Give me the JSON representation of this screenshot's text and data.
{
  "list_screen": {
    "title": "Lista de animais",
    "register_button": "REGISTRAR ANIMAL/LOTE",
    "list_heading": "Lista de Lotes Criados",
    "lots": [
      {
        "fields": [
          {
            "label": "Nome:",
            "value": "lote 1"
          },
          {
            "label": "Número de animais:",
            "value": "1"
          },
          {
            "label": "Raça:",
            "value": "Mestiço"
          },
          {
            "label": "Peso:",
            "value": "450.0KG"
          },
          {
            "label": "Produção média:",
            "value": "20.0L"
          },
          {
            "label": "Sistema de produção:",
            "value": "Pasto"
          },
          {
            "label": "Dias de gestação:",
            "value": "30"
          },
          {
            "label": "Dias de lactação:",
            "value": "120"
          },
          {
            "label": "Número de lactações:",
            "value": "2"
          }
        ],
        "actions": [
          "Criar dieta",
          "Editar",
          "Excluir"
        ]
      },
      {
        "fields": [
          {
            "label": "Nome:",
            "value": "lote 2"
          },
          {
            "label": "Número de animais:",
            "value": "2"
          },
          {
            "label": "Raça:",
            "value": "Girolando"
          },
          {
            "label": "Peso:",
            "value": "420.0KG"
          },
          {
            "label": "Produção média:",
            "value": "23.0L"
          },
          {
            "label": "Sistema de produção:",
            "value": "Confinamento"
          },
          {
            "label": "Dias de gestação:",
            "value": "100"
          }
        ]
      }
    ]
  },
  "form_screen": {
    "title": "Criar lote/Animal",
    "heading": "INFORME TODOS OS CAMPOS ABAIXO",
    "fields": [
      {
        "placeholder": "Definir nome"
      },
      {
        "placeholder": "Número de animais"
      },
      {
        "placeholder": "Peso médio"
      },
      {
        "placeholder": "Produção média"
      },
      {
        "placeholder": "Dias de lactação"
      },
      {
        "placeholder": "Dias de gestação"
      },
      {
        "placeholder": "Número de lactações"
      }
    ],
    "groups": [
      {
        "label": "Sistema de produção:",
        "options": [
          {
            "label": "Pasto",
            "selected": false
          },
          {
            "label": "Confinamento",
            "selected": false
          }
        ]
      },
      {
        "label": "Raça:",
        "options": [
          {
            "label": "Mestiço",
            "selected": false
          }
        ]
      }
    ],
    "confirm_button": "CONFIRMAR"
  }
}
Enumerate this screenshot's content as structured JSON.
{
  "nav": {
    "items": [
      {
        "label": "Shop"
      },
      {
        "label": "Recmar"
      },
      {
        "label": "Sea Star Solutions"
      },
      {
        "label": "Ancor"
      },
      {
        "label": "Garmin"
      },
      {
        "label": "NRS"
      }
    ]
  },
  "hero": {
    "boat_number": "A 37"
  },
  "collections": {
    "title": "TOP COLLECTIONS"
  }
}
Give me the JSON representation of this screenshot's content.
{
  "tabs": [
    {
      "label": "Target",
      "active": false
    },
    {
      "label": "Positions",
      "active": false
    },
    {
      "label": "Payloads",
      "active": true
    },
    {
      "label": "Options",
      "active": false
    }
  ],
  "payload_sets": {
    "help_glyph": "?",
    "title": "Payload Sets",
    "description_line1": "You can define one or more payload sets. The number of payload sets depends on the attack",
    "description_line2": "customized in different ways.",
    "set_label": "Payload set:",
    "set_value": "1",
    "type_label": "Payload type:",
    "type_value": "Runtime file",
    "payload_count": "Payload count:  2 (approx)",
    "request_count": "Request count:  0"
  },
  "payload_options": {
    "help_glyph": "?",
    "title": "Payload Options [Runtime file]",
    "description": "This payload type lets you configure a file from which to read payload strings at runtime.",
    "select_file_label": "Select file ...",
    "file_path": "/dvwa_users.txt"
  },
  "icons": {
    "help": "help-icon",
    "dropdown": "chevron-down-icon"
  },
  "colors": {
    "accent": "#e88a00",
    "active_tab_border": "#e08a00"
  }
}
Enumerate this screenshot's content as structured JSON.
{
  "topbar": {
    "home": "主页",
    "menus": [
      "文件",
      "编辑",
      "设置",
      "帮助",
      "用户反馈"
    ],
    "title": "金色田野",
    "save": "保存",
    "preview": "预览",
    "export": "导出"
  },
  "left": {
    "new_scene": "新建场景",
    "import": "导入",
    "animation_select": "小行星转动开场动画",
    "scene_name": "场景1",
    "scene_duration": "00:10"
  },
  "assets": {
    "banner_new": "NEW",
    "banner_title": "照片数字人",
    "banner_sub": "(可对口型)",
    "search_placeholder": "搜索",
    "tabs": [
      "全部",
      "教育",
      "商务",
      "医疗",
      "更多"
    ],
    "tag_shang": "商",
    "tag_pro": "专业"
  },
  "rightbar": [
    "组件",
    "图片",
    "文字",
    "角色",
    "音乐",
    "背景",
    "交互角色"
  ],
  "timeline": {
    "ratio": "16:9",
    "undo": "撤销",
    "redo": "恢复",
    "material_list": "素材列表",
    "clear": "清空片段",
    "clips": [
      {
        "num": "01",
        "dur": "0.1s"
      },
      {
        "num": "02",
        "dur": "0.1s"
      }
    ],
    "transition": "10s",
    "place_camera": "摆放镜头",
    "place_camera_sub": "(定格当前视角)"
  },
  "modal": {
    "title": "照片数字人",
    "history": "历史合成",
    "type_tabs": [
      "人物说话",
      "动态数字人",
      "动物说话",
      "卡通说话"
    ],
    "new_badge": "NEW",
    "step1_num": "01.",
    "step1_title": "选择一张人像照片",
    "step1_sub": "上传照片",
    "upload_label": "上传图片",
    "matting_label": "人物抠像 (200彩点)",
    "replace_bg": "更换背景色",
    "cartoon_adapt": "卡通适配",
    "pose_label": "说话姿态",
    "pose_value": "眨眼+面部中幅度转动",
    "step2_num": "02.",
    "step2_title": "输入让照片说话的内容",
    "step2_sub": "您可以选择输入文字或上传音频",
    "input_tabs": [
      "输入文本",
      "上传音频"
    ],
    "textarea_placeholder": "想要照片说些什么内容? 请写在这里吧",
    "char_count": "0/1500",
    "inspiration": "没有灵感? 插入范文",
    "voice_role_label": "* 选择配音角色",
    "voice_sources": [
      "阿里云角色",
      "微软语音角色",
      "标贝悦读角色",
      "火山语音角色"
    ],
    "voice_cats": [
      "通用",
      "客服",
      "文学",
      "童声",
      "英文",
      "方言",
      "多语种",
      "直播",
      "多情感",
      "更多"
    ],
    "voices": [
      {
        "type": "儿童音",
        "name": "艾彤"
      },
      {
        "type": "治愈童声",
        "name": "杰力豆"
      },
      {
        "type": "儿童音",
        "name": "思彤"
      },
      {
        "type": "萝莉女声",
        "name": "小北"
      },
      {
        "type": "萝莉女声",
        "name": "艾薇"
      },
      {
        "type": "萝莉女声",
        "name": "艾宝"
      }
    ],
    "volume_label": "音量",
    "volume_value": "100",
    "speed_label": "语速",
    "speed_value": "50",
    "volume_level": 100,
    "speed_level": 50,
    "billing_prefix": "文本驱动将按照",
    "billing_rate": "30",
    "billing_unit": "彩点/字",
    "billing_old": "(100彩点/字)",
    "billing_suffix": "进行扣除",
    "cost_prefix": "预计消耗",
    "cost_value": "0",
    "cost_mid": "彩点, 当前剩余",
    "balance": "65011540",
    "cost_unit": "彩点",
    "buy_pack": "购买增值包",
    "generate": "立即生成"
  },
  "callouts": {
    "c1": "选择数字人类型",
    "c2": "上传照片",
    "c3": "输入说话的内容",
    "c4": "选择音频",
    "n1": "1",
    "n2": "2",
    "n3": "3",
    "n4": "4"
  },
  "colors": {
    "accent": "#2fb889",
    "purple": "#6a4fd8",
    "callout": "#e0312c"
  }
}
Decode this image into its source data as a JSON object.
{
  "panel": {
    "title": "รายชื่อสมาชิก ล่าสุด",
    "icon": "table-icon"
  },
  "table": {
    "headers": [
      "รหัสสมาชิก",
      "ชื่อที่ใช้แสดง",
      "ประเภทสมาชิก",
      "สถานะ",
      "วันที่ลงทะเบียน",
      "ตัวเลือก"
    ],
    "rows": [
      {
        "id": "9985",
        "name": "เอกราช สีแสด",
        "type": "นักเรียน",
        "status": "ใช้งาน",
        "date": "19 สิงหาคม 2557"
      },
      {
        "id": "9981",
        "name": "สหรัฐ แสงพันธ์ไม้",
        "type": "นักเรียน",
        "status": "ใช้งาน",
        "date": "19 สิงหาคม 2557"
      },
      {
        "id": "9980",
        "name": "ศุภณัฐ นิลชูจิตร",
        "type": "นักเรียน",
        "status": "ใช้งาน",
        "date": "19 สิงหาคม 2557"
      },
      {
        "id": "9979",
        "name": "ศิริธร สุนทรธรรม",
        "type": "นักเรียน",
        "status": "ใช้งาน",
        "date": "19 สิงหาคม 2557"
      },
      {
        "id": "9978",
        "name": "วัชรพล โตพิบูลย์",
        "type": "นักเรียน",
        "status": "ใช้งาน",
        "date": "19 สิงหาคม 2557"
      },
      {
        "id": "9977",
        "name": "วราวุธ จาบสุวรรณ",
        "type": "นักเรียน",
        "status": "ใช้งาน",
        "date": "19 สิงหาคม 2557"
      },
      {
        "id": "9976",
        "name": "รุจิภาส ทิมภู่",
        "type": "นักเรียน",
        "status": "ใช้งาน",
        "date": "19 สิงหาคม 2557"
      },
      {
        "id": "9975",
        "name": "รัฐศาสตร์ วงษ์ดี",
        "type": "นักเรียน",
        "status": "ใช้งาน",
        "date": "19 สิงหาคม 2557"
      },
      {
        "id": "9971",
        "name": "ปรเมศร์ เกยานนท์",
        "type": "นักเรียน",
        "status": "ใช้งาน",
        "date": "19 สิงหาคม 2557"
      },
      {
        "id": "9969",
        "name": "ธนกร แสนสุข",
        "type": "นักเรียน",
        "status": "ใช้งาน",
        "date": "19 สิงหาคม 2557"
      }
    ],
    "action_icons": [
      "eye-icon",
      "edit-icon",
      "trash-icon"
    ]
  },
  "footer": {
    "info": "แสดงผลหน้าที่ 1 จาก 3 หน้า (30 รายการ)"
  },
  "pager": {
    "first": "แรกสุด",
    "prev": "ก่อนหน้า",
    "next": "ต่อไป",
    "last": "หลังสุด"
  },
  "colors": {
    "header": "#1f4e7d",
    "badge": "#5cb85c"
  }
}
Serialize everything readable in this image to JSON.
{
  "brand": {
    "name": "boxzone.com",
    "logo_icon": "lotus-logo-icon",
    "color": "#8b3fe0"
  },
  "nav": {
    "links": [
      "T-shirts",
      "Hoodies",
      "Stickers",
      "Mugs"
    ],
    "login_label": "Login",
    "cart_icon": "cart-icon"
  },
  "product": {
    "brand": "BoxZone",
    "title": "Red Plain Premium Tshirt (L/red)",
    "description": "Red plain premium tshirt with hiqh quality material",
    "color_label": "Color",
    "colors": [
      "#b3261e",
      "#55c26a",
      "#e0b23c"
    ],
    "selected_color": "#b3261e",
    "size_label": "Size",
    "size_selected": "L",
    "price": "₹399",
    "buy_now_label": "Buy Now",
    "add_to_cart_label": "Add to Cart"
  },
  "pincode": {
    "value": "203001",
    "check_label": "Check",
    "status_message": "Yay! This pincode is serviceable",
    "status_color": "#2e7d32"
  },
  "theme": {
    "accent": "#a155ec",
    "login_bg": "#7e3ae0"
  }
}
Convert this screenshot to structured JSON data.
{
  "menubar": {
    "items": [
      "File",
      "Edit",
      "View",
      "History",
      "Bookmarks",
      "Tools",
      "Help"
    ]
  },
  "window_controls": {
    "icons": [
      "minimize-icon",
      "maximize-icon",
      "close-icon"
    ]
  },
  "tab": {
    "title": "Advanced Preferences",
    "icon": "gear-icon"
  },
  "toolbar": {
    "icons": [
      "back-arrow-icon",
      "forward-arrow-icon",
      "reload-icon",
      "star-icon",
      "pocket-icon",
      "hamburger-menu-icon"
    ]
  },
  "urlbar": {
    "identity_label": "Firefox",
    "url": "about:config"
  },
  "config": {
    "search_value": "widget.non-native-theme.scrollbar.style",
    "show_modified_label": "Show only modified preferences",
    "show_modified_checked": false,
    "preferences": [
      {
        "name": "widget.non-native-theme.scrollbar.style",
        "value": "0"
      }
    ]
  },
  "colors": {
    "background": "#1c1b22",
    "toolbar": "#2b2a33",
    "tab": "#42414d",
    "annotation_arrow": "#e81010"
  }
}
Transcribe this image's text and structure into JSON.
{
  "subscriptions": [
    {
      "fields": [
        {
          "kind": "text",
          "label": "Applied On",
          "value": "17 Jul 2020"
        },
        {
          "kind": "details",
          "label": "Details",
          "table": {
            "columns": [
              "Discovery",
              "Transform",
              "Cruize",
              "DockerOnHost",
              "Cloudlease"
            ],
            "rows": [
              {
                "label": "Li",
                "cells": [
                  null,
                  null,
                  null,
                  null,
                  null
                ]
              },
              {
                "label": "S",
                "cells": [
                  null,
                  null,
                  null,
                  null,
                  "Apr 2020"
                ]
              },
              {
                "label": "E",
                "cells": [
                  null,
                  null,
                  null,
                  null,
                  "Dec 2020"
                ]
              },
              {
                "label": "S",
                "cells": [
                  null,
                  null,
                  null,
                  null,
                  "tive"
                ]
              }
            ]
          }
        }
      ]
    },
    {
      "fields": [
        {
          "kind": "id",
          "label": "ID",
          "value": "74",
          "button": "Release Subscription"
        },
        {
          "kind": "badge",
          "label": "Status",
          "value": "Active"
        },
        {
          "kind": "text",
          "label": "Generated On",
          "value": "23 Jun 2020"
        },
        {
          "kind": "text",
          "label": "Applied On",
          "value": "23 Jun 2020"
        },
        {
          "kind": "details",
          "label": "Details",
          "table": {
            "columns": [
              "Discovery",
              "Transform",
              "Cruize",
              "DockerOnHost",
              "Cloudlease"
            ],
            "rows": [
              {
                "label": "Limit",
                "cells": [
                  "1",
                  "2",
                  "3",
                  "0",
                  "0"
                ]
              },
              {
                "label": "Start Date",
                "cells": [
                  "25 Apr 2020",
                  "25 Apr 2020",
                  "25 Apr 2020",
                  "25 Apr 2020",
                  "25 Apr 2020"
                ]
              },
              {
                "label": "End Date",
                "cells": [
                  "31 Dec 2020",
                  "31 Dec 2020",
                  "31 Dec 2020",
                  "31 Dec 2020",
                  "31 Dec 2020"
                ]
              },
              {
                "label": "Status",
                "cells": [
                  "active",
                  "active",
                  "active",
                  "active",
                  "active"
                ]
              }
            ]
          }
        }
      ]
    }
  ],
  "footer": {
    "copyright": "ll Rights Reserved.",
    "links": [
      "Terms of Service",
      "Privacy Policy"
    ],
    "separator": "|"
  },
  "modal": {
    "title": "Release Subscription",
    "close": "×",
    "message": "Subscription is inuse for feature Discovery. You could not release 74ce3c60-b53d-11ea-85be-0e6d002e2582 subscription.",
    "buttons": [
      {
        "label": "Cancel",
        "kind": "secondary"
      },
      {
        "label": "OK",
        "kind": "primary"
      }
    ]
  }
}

TASK GOAL: Give the number of lines in the records above that contain the word "lactação". Reply with that number alone.

RESULT OF THE EXERCISE: 2